TASK: Output all of the entries below precisely as written.

AVAILABLE DATA:
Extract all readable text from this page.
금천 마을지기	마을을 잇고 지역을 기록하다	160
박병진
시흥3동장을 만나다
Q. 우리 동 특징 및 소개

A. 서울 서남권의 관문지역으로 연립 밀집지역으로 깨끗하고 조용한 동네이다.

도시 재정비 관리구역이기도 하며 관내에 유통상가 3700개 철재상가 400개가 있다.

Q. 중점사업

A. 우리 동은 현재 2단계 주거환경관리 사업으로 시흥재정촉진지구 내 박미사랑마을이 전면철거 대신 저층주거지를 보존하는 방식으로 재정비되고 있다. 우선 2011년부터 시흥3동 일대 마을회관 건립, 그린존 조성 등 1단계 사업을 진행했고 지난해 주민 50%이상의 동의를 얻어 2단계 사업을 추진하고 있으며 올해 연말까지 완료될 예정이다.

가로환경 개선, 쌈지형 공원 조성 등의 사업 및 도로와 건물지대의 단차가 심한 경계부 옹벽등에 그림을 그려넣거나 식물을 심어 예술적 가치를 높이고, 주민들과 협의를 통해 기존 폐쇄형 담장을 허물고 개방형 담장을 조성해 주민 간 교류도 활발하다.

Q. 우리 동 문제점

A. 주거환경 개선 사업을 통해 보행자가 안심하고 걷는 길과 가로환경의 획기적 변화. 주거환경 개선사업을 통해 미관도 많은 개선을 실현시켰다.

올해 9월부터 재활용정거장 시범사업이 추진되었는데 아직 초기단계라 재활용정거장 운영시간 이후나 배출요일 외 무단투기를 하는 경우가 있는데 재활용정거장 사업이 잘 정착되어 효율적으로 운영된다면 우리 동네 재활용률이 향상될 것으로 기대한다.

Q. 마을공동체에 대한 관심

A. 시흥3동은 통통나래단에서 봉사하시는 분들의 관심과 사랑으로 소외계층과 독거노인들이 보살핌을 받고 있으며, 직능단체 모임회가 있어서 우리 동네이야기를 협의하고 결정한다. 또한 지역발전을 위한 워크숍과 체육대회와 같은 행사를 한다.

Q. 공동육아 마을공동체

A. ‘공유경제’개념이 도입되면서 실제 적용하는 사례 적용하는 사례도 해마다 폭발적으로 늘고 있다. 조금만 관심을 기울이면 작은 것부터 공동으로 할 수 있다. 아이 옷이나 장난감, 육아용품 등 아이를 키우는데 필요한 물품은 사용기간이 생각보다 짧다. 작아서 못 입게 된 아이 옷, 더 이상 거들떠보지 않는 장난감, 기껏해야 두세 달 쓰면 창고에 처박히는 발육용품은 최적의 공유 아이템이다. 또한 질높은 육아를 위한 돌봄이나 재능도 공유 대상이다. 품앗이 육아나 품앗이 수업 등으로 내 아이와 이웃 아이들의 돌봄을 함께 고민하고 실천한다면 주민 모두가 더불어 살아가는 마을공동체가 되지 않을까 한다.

CORRECT RESULT:
Extract all readable text from this page.
금천 마을지기	마을을 잇고 지역을 기록하다	160
박병진
시흥3동장을 만나다
Q. 우리 동 특징 및 소개

A. 서울 서남권의 관문지역으로 연립 밀집지역으로 깨끗하고 조용한 동네이다.

도시 재정비 관리구역이기도 하며 관내에 유통상가 3700개 철재상가 400개가 있다.

Q. 중점사업

A. 우리 동은 현재 2단계 주거환경관리 사업으로 시흥재정촉진지구 내 박미사랑마을이 전면철거 대신 저층주거지를 보존하는 방식으로 재정비되고 있다. 우선 2011년부터 시흥3동 일대 마을회관 건립, 그린존 조성 등 1단계 사업을 진행했고 지난해 주민 50%이상의 동의를 얻어 2단계 사업을 추진하고 있으며 올해 연말까지 완료될 예정이다.

가로환경 개선, 쌈지형 공원 조성 등의 사업 및 도로와 건물지대의 단차가 심한 경계부 옹벽등에 그림을 그려넣거나 식물을 심어 예술적 가치를 높이고, 주민들과 협의를 통해 기존 폐쇄형 담장을 허물고 개방형 담장을 조성해 주민 간 교류도 활발하다.

Q. 우리 동 문제점

A. 주거환경 개선 사업을 통해 보행자가 안심하고 걷는 길과 가로환경의 획기적 변화. 주거환경 개선사업을 통해 미관도 많은 개선을 실현시켰다.

올해 9월부터 재활용정거장 시범사업이 추진되었는데 아직 초기단계라 재활용정거장 운영시간 이후나 배출요일 외 무단투기를 하는 경우가 있는데 재활용정거장 사업이 잘 정착되어 효율적으로 운영된다면 우리 동네 재활용률이 향상될 것으로 기대한다.

Q. 마을공동체에 대한 관심

A. 시흥3동은 통통나래단에서 봉사하시는 분들의 관심과 사랑으로 소외계층과 독거노인들이 보살핌을 받고 있으며, 직능단체 모임회가 있어서 우리 동네이야기를 협의하고 결정한다. 또한 지역발전을 위한 워크숍과 체육대회와 같은 행사를 한다.

Q. 공동육아 마을공동체

A. ‘공유경제’개념이 도입되면서 실제 적용하는 사례 적용하는 사례도 해마다 폭발적으로 늘고 있다. 조금만 관심을 기울이면 작은 것부터 공동으로 할 수 있다. 아이 옷이나 장난감, 육아용품 등 아이를 키우는데 필요한 물품은 사용기간이 생각보다 짧다. 작아서 못 입게 된 아이 옷, 더 이상 거들떠보지 않는 장난감, 기껏해야 두세 달 쓰면 창고에 처박히는 발육용품은 최적의 공유 아이템이다. 또한 질높은 육아를 위한 돌봄이나 재능도 공유 대상이다. 품앗이 육아나 품앗이 수업 등으로 내 아이와 이웃 아이들의 돌봄을 함께 고민하고 실천한다면 주민 모두가 더불어 살아가는 마을공동체가 되지 않을까 한다.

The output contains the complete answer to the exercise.